Exercise requirements -
Each line of the material must be repeated precisely, with the pictures left out.

Exercise inputs -
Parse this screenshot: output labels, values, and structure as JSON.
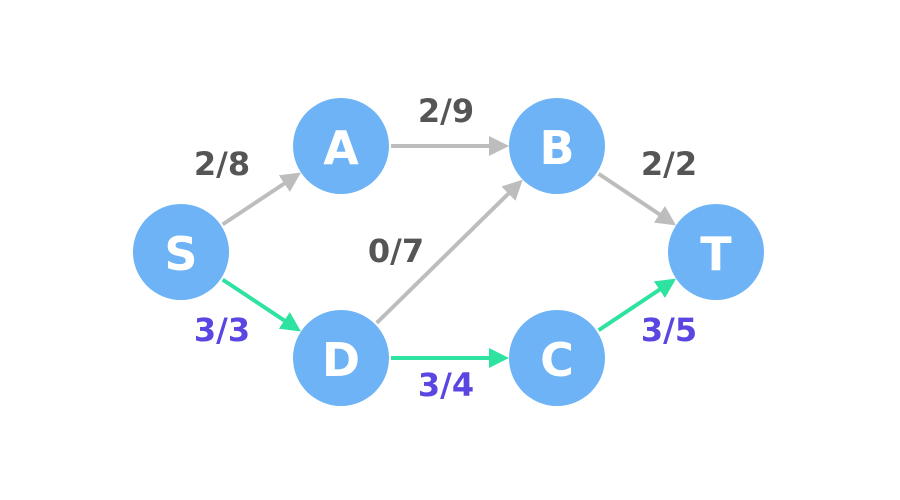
{
  "colors": {
    "node_fill": "#6db3f5",
    "node_text": "#ffffff",
    "edge_default": "#bdbdbd",
    "edge_path": "#2ee3a0",
    "label_default": "#555555",
    "label_path": "#5a46e0"
  },
  "nodes": [
    {
      "id": "S",
      "label": "S"
    },
    {
      "id": "A",
      "label": "A"
    },
    {
      "id": "B",
      "label": "B"
    },
    {
      "id": "D",
      "label": "D"
    },
    {
      "id": "C",
      "label": "C"
    },
    {
      "id": "T",
      "label": "T"
    }
  ],
  "edges": [
    {
      "id": "S-A",
      "from": "S",
      "to": "A",
      "label": "2/8",
      "highlight": false
    },
    {
      "id": "A-B",
      "from": "A",
      "to": "B",
      "label": "2/9",
      "highlight": false
    },
    {
      "id": "B-T",
      "from": "B",
      "to": "T",
      "label": "2/2",
      "highlight": false
    },
    {
      "id": "D-B",
      "from": "D",
      "to": "B",
      "label": "0/7",
      "highlight": false
    },
    {
      "id": "S-D",
      "from": "S",
      "to": "D",
      "label": "3/3",
      "highlight": true
    },
    {
      "id": "D-C",
      "from": "D",
      "to": "C",
      "label": "3/4",
      "highlight": true
    },
    {
      "id": "C-T",
      "from": "C",
      "to": "T",
      "label": "3/5",
      "highlight": true
    }
  ]
}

Result -
Parse this screenshot: output labels, values, and structure as JSON.
{
  "colors": {
    "node_fill": "#6db3f5",
    "node_text": "#ffffff",
    "edge_default": "#bdbdbd",
    "edge_path": "#2ee3a0",
    "label_default": "#555555",
    "label_path": "#5a46e0"
  },
  "nodes": [
    {
      "id": "S",
      "label": "S"
    },
    {
      "id": "A",
      "label": "A"
    },
    {
      "id": "B",
      "label": "B"
    },
    {
      "id": "D",
      "label": "D"
    },
    {
      "id": "C",
      "label": "C"
    },
    {
      "id": "T",
      "label": "T"
    }
  ],
  "edges": [
    {
      "id": "S-A",
      "from": "S",
      "to": "A",
      "label": "2/8",
      "highlight": false
    },
    {
      "id": "A-B",
      "from": "A",
      "to": "B",
      "label": "2/9",
      "highlight": false
    },
    {
      "id": "B-T",
      "from": "B",
      "to": "T",
      "label": "2/2",
      "highlight": false
    },
    {
      "id": "D-B",
      "from": "D",
      "to": "B",
      "label": "0/7",
      "highlight": false
    },
    {
      "id": "S-D",
      "from": "S",
      "to": "D",
      "label": "3/3",
      "highlight": true
    },
    {
      "id": "D-C",
      "from": "D",
      "to": "C",
      "label": "3/4",
      "highlight": true
    },
    {
      "id": "C-T",
      "from": "C",
      "to": "T",
      "label": "3/5",
      "highlight": true
    }
  ]
}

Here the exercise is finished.